◆ **Les consignes**:
1 > D'après la critique du roman d'Antoine Jaquier, de quoi meurent Jack et ses compagnons de misère ? Donnez toutes les causes citées.
2 > Écrivez la suite de la critique du roman d'Antoine Jaquier, en reprenant juste après sa dernière phrase.

:: Extrait du texte

Le narrateur – Jack, 17 ans – passe ses journées à s’enivrer, à fumer du haschich ou consommer des psychotropes en quantités vertigineuses. Toutes ses journées sont dévolues à la recherche du produit qui calmera temporairement ses angoisses et lui permettra de fuir sa réalité. Hormis son amie Chloé, les filles qu’il côtoie ne sont guère qu’un avatar des produits qu’il consomme. Pas de romantisme dans ce monde-là.

Après le brigandage de l’agence bancaire du village, Jack et ses complices s’envolent pour la Thaïlande, paradis de toutes les drogues, mirage de tous les renouveaux et cimetière de toutes les illusions. Au terme d’une errance marquée par une consommation croissante d’héroïne, Jack se sera définitivement perdu et sombrera dans le néant.

Le récit est cru, les détails sordides sont décrits sans fard. L’écriture est nerveuse, directe. Ce style haletant imprime au récit un rythme saccadé qui entraîne le lecteur dans la folle spirale vers le vide existentiel le plus désespéré.

Ce livre mérite qu’on s’y attarde à plus d’un titre. D’abord, c’est le récit d’un survivant. Dans le roman, Jack et ses compagnons de misère meurent prématurément, emportés par la maladie, la déchéance physique, l’overdose ou l’accident. Dans la vraie vie, Antoine Jaquier a perdu sa sœur aînée emportée par le SIDA au début de la pandémie et bon nombre de ceux qui, dans le groupe d’amis de la Vallée de Joux, consommaient des stupéfiants.

Il rappelle ensuite une réalité qui dérange. Celle des junkies d’ici, que l’on croise sans les voir ou que l’on préfère oublier rapidement. En campant ces personnages, l’auteur leur redonne une humanité, les tire un instant du néant dans lequel ils ont plongé et qui les a engloutis.

Antoine Jaquier porte enfin un regard sévère sur l’inefficacité hypocrite du système de prise en charge des toxicomanes. Au moment où la Commission fédérale pour les questions liées aux drogues prétend relancer une nouvelle fois le débat sur la légalisation du cannabis, on ne peut que prêter une vive attention aux propos de l’auteur qui prennent la valeur d’une mise en garde face au laxisme insensé des idéologues de la dépénalisation que le narrateur interpelle sans détours: Qui n’a jamais fumé un joint? Il faut dépénaliser le cannabis… Monsieur de la télé, tu banalises le shit? Tout le monde peut fumer et ensuite arrêter? Coupe donc ton catogan et viens traîner ici. Interviewé par la Tribune de Genève, Antoine Jaquier se garde de généraliser mais pointe lucidement les dangers de la fumette: C’est délicat. Les drogues dites «douces» sont extrêmement dangereuses. J’ai vu des jeunes tomber dans la délinquance pour assurer leur consommation de haschisch. Si certaines personnes, peut-être la majorité, supportent de fumer occasionnellement un joint, d’autres y seront très vite accros.

::::
:: Extrait des données

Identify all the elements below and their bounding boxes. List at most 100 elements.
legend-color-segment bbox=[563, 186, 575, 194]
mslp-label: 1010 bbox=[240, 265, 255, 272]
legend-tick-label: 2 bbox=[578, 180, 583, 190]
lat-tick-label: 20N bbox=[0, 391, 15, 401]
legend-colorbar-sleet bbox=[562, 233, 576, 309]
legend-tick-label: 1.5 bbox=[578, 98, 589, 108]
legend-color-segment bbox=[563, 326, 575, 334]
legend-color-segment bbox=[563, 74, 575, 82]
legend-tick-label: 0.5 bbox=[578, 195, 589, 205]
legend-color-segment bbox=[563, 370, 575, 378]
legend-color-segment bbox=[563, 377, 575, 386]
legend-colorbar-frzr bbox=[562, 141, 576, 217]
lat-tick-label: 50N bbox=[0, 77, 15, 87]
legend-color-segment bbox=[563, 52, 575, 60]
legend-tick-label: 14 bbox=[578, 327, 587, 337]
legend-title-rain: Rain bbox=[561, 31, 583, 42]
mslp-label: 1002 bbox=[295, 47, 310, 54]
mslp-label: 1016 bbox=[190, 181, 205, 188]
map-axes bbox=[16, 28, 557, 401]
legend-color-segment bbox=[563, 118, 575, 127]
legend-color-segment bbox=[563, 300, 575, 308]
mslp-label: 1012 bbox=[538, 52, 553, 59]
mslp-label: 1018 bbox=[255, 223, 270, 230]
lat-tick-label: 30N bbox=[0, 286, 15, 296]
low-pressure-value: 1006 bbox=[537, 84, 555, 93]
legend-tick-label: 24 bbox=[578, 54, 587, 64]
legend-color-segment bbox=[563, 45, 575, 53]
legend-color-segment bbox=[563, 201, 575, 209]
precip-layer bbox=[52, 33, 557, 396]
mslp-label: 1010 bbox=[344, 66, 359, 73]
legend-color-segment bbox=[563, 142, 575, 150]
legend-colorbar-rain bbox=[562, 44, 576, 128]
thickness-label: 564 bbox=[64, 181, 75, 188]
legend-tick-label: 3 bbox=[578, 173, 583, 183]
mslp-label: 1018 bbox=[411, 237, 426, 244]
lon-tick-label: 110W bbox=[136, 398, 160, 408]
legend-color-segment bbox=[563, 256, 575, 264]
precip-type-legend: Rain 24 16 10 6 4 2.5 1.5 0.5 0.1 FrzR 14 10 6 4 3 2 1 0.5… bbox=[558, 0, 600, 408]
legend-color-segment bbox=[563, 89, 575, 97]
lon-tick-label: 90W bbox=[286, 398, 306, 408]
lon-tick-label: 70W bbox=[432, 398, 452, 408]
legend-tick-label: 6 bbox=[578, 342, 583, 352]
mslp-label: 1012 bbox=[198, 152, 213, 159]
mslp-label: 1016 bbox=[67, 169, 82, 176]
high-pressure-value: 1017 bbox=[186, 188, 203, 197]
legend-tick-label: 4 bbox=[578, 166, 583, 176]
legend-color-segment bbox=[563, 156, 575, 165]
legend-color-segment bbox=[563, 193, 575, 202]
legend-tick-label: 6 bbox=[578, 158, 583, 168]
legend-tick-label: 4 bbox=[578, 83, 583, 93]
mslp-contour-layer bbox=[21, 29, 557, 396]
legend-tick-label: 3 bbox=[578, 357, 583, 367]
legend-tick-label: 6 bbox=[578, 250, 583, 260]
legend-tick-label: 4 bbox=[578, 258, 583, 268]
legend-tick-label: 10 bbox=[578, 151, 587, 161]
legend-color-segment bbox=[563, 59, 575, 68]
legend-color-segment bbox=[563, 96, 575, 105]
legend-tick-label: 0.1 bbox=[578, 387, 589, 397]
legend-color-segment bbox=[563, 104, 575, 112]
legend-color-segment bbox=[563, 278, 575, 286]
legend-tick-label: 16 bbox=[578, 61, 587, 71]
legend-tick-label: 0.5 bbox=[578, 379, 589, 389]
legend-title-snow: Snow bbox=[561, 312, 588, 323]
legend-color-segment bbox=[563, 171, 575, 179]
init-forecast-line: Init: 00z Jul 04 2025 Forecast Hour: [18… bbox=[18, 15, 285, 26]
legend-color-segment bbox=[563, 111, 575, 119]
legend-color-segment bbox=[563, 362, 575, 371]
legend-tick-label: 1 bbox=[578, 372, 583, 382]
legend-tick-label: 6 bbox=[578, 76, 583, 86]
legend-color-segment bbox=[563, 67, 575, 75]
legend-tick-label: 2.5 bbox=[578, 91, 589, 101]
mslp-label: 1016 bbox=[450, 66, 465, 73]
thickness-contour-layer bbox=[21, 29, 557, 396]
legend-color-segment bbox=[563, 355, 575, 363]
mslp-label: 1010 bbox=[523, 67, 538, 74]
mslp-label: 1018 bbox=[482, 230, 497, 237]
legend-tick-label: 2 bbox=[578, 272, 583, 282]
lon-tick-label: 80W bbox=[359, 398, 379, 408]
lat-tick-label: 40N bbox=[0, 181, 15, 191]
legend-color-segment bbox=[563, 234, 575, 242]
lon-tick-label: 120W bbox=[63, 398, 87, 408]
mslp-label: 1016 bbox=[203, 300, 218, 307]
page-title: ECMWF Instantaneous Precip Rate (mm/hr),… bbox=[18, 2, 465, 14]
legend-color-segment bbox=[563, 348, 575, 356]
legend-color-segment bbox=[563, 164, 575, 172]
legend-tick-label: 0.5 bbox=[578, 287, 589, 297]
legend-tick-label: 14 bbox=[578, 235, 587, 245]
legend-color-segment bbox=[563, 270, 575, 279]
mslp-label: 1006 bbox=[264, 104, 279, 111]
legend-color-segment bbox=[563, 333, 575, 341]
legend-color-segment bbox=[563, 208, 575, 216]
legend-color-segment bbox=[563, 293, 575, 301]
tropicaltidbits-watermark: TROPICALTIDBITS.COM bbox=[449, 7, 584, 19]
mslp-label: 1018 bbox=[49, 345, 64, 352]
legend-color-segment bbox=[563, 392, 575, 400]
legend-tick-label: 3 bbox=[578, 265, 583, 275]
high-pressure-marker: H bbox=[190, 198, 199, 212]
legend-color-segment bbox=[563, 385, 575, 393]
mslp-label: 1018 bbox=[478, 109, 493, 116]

::::

◆ **Les réponses**:
1 > la maladie, la déchéance physique, l'overdose, l'accident

2 >
D’ailleurs, c’est tout un système qui dysfonctionne, de l’assistant social dépassé par son impuissance aux familles ravagées, en passant par le médecin aveugle aux mille subterfuges de son patient toxico et les assurances sociales qui financent ce gâchis sans sourciller. Au contraire de cette vaste hypocrisie, le discours que tient le moine du centre de désintoxication thaïlandais tranche par sa netteté: Vous allez mourir […] La seule question que vous devez vous poser est si vous souhaitez vivre avant de mourir. Jusqu’ici, vous avez principalement fait le mal autour de vous, vous avez menti, vous avez volé, vous n’êtes pas capables de tenir vos promesses et vous en avez honte. La culpabilité vous pousse à prendre des drogues et les drogues vous détruisent. Vous allez vraiment mourir.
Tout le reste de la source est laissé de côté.